* _Task requirements_:
Copy the records below exactly, leaving out any pictures.
**** Records for this task ****
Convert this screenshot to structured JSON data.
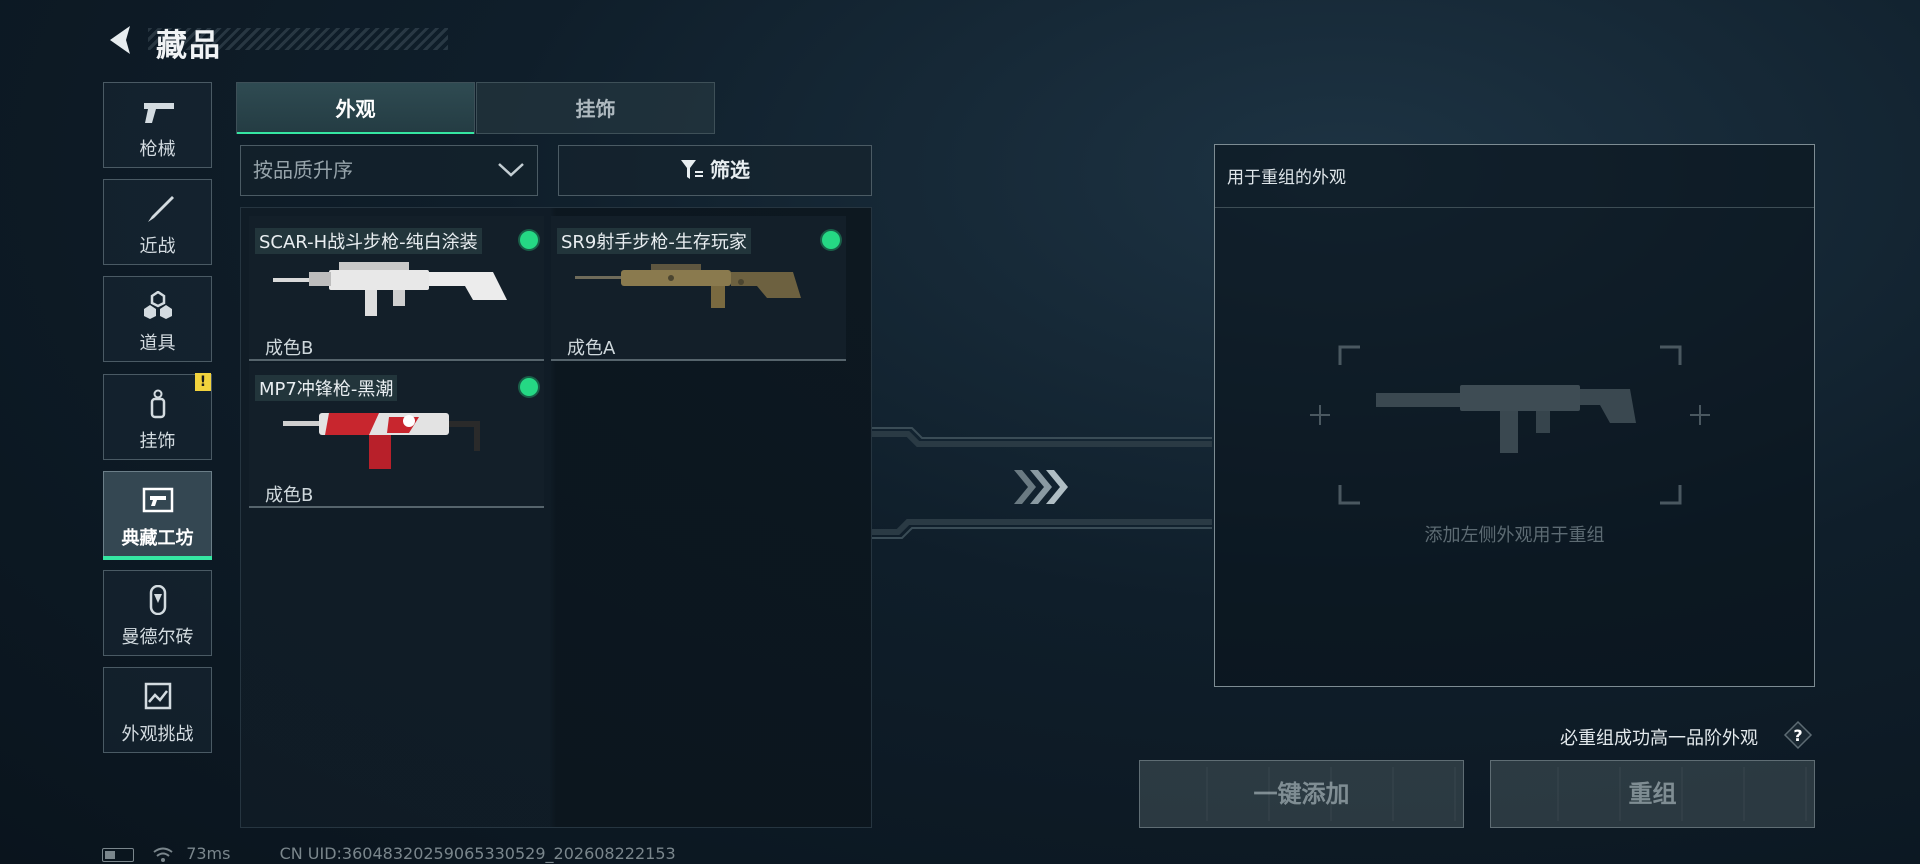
{
  "header": {
    "title": "藏品"
  },
  "nav": [
    {
      "label": "枪械",
      "icon": "pistol-icon"
    },
    {
      "label": "近战",
      "icon": "knife-icon"
    },
    {
      "label": "道具",
      "icon": "grenade-icon"
    },
    {
      "label": "挂饰",
      "icon": "pendant-icon",
      "badge": "!"
    },
    {
      "label": "典藏工坊",
      "icon": "workshop-icon",
      "active": true
    },
    {
      "label": "曼德尔砖",
      "icon": "mandel-brick-icon"
    },
    {
      "label": "外观挑战",
      "icon": "challenge-icon"
    }
  ],
  "tabs": {
    "skin": "外观",
    "pendant": "挂饰"
  },
  "sort": {
    "value": "按品质升序"
  },
  "filter": {
    "label": "筛选"
  },
  "items": [
    {
      "name": "SCAR-H战斗步枪-纯白涂装",
      "grade": "成色B",
      "color": "#e8e8e8"
    },
    {
      "name": "SR9射手步枪-生存玩家",
      "grade": "成色A",
      "color": "#8a7a4e"
    },
    {
      "name": "MP7冲锋枪-黑潮",
      "grade": "成色B",
      "color": "#c8262e"
    }
  ],
  "recombine": {
    "title": "用于重组的外观",
    "placeholder": "添加左侧外观用于重组",
    "hint": "必重组成功高一品阶外观",
    "help": "?",
    "add_button": "一键添加",
    "recombine_button": "重组"
  },
  "status": {
    "ping": "73ms",
    "uid": "CN UID:3604832025906533052­9_202608222153"
  },
  "colors": {
    "accent": "#35e6a2",
    "status_dot": "#25d884",
    "badge": "#f2d33d"
  }
}
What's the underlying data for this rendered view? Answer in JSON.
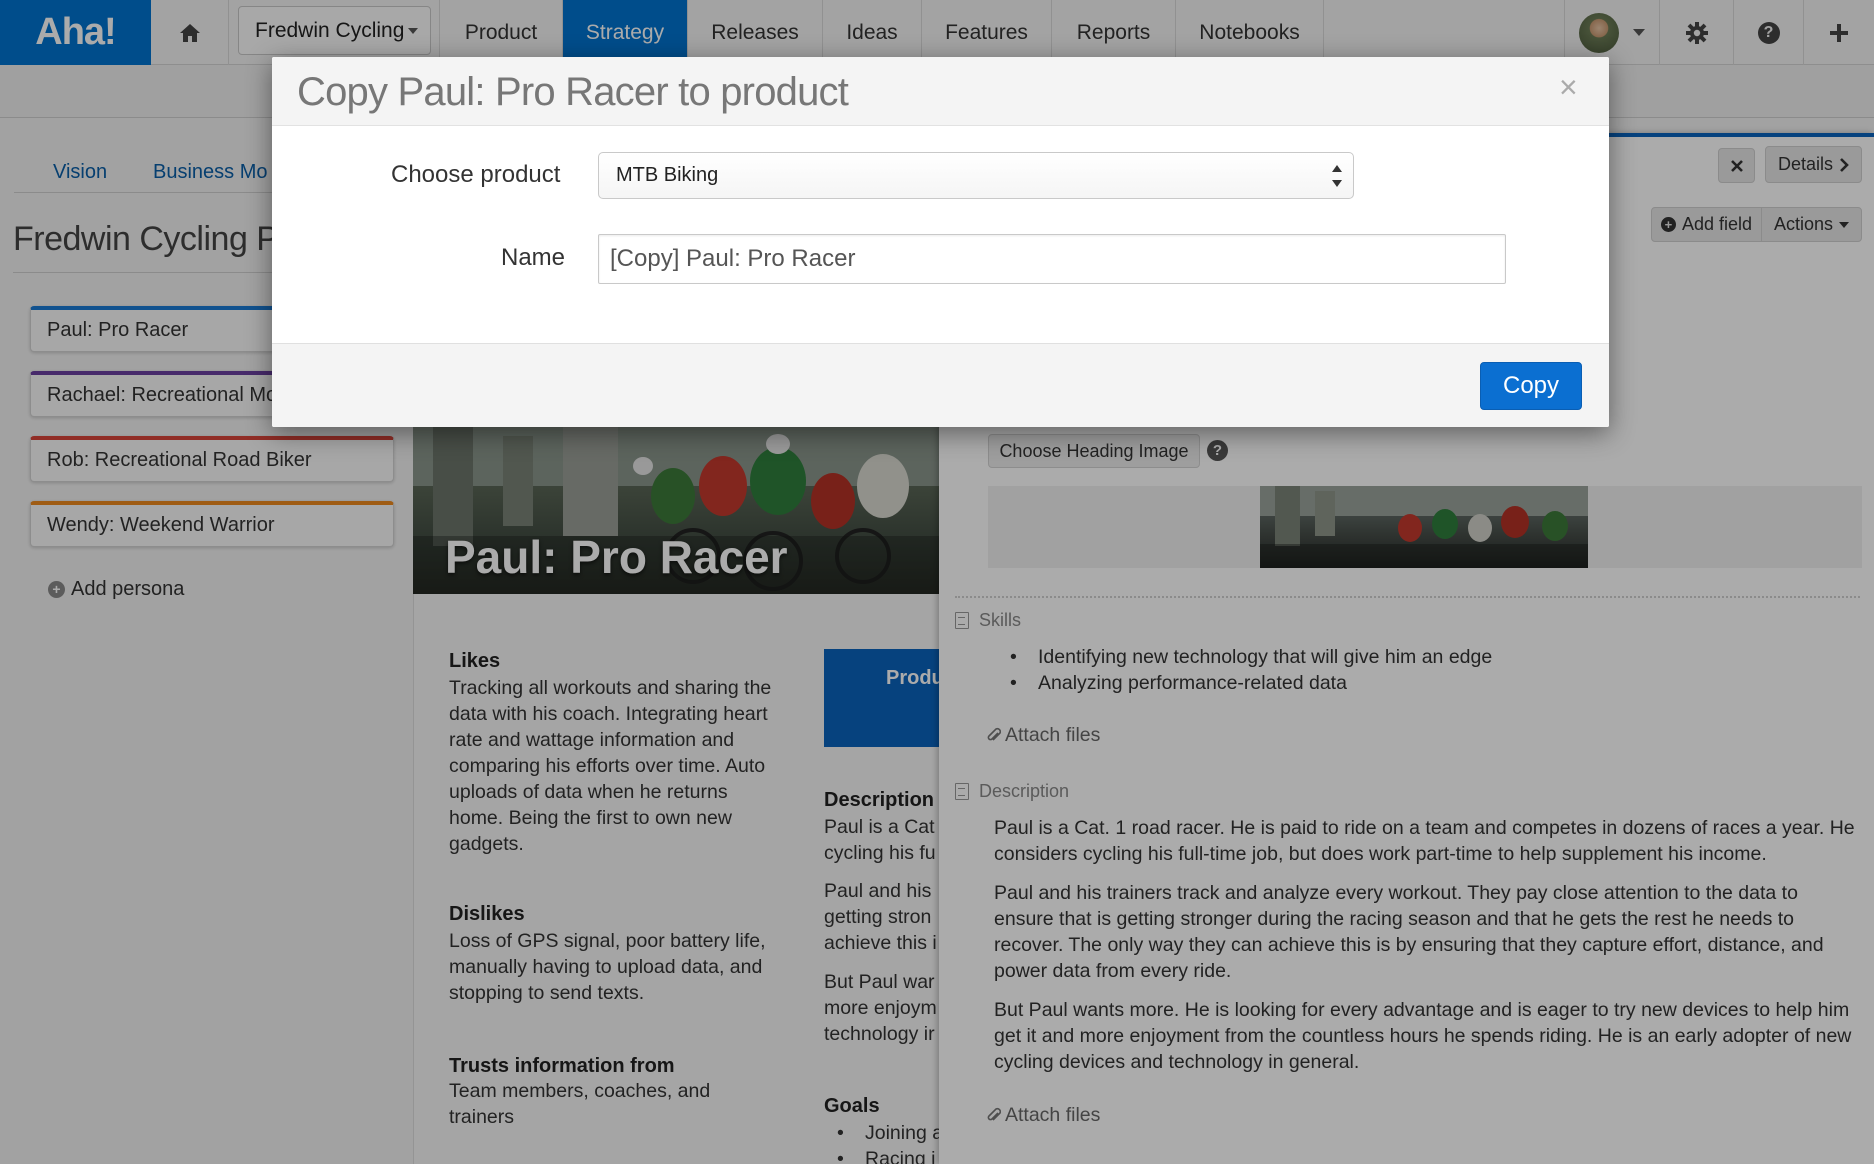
{
  "nav": {
    "logo": "Aha!",
    "product_selector": "Fredwin Cycling",
    "items": [
      "Product",
      "Strategy",
      "Releases",
      "Ideas",
      "Features",
      "Reports",
      "Notebooks"
    ],
    "active": "Strategy",
    "accent_color": "#0073cf"
  },
  "left": {
    "tabs": [
      "Vision",
      "Business Mo"
    ],
    "page_title": "Fredwin Cycling Pe",
    "personas": [
      {
        "label": "Paul: Pro Racer",
        "color": "#1a7bd6"
      },
      {
        "label": "Rachael: Recreational Mo",
        "color": "#6a3fa0"
      },
      {
        "label": "Rob: Recreational Road Biker",
        "color": "#d9443a"
      },
      {
        "label": "Wendy: Weekend Warrior",
        "color": "#ee8a1f"
      }
    ],
    "add_persona": "Add persona"
  },
  "persona": {
    "hero_title": "Paul: Pro Racer",
    "likes_head": "Likes",
    "likes_lines": [
      "Tracking all workouts and sharing the",
      "data with his coach. Integrating heart",
      "rate and wattage information and",
      "comparing his efforts over time. Auto",
      "uploads of data when he returns",
      "home. Being the first to own new",
      "gadgets."
    ],
    "dislikes_head": "Dislikes",
    "dislikes_lines": [
      "Loss of GPS signal, poor battery life,",
      "manually having to upload data, and",
      "stopping to send texts."
    ],
    "trusts_head": "Trusts information from",
    "trusts_lines": [
      "Team members, coaches, and",
      "trainers"
    ],
    "product_box": "Produ",
    "description_head": "Description",
    "desc_lines": [
      "Paul is a Cat",
      "cycling his fu"
    ],
    "desc_lines2": [
      "Paul and his",
      "getting stron",
      "achieve this i"
    ],
    "desc_lines3": [
      "But Paul war",
      "more enjoym",
      "technology ir"
    ],
    "goals_head": "Goals",
    "goals": [
      "Joining a",
      "Racing i"
    ]
  },
  "right": {
    "details_button": "Details",
    "add_field": "Add field",
    "actions": "Actions",
    "choose_heading_image": "Choose Heading Image",
    "skills_label": "Skills",
    "skills": [
      "Identifying new technology that will give him an edge",
      "Analyzing performance-related data"
    ],
    "attach_files": "Attach files",
    "description_label": "Description",
    "description_paragraphs": [
      "Paul is a Cat. 1 road racer. He is paid to ride on a team and competes in dozens of races a year. He considers cycling his full-time job, but does work part-time to help supplement his income.",
      "Paul and his trainers track and analyze every workout. They pay close attention to the data to ensure that is getting stronger during the racing season and that he gets the rest he needs to recover. The only way they can achieve this is by ensuring that they capture effort, distance, and power data from every ride.",
      "But Paul wants more. He is looking for every advantage and is eager to try new devices to help him get it and more enjoyment from the countless hours he spends riding. He is an early adopter of new cycling devices and technology in general."
    ]
  },
  "modal": {
    "title": "Copy Paul: Pro Racer to product",
    "close_symbol": "×",
    "choose_product_label": "Choose product",
    "selected_product": "MTB Biking",
    "name_label": "Name",
    "name_value": "[Copy] Paul: Pro Racer",
    "copy_button": "Copy",
    "primary_color": "#0b6fd1"
  }
}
****
* _Task result_:
Convert this screenshot to structured JSON data.
{
  "header": {
    "title": "藏品"
  },
  "nav": [
    {
      "label": "枪械",
      "icon": "pistol-icon"
    },
    {
      "label": "近战",
      "icon": "knife-icon"
    },
    {
      "label": "道具",
      "icon": "grenade-icon"
    },
    {
      "label": "挂饰",
      "icon": "pendant-icon",
      "badge": "!"
    },
    {
      "label": "典藏工坊",
      "icon": "workshop-icon",
      "active": true
    },
    {
      "label": "曼德尔砖",
      "icon": "mandel-brick-icon"
    },
    {
      "label": "外观挑战",
      "icon": "challenge-icon"
    }
  ],
  "tabs": {
    "skin": "外观",
    "pendant": "挂饰"
  },
  "sort": {
    "value": "按品质升序"
  },
  "filter": {
    "label": "筛选"
  },
  "items": [
    {
      "name": "SCAR-H战斗步枪-纯白涂装",
      "grade": "成色B",
      "color": "#e8e8e8"
    },
    {
      "name": "SR9射手步枪-生存玩家",
      "grade": "成色A",
      "color": "#8a7a4e"
    },
    {
      "name": "MP7冲锋枪-黑潮",
      "grade": "成色B",
      "color": "#c8262e"
    }
  ],
  "recombine": {
    "title": "用于重组的外观",
    "placeholder": "添加左侧外观用于重组",
    "hint": "必重组成功高一品阶外观",
    "help": "?",
    "add_button": "一键添加",
    "recombine_button": "重组"
  },
  "status": {
    "ping": "73ms",
    "uid": "CN UID:3604832025906533052­9_202608222153"
  },
  "colors": {
    "accent": "#35e6a2",
    "status_dot": "#25d884",
    "badge": "#f2d33d"
  }
}
What's the underlying data for this rendered view? Answer in JSON.
{
  "nav": {
    "logo": "Aha!",
    "product_selector": "Fredwin Cycling",
    "items": [
      "Product",
      "Strategy",
      "Releases",
      "Ideas",
      "Features",
      "Reports",
      "Notebooks"
    ],
    "active": "Strategy",
    "accent_color": "#0073cf"
  },
  "left": {
    "tabs": [
      "Vision",
      "Business Mo"
    ],
    "page_title": "Fredwin Cycling Pe",
    "personas": [
      {
        "label": "Paul: Pro Racer",
        "color": "#1a7bd6"
      },
      {
        "label": "Rachael: Recreational Mo",
        "color": "#6a3fa0"
      },
      {
        "label": "Rob: Recreational Road Biker",
        "color": "#d9443a"
      },
      {
        "label": "Wendy: Weekend Warrior",
        "color": "#ee8a1f"
      }
    ],
    "add_persona": "Add persona"
  },
  "persona": {
    "hero_title": "Paul: Pro Racer",
    "likes_head": "Likes",
    "likes_lines": [
      "Tracking all workouts and sharing the",
      "data with his coach. Integrating heart",
      "rate and wattage information and",
      "comparing his efforts over time. Auto",
      "uploads of data when he returns",
      "home. Being the first to own new",
      "gadgets."
    ],
    "dislikes_head": "Dislikes",
    "dislikes_lines": [
      "Loss of GPS signal, poor battery life,",
      "manually having to upload data, and",
      "stopping to send texts."
    ],
    "trusts_head": "Trusts information from",
    "trusts_lines": [
      "Team members, coaches, and",
      "trainers"
    ],
    "product_box": "Produ",
    "description_head": "Description",
    "desc_lines": [
      "Paul is a Cat",
      "cycling his fu"
    ],
    "desc_lines2": [
      "Paul and his",
      "getting stron",
      "achieve this i"
    ],
    "desc_lines3": [
      "But Paul war",
      "more enjoym",
      "technology ir"
    ],
    "goals_head": "Goals",
    "goals": [
      "Joining a",
      "Racing i"
    ]
  },
  "right": {
    "details_button": "Details",
    "add_field": "Add field",
    "actions": "Actions",
    "choose_heading_image": "Choose Heading Image",
    "skills_label": "Skills",
    "skills": [
      "Identifying new technology that will give him an edge",
      "Analyzing performance-related data"
    ],
    "attach_files": "Attach files",
    "description_label": "Description",
    "description_paragraphs": [
      "Paul is a Cat. 1 road racer. He is paid to ride on a team and competes in dozens of races a year. He considers cycling his full-time job, but does work part-time to help supplement his income.",
      "Paul and his trainers track and analyze every workout. They pay close attention to the data to ensure that is getting stronger during the racing season and that he gets the rest he needs to recover. The only way they can achieve this is by ensuring that they capture effort, distance, and power data from every ride.",
      "But Paul wants more. He is looking for every advantage and is eager to try new devices to help him get it and more enjoyment from the countless hours he spends riding. He is an early adopter of new cycling devices and technology in general."
    ]
  },
  "modal": {
    "title": "Copy Paul: Pro Racer to product",
    "close_symbol": "×",
    "choose_product_label": "Choose product",
    "selected_product": "MTB Biking",
    "name_label": "Name",
    "name_value": "[Copy] Paul: Pro Racer",
    "copy_button": "Copy",
    "primary_color": "#0b6fd1"
  }
}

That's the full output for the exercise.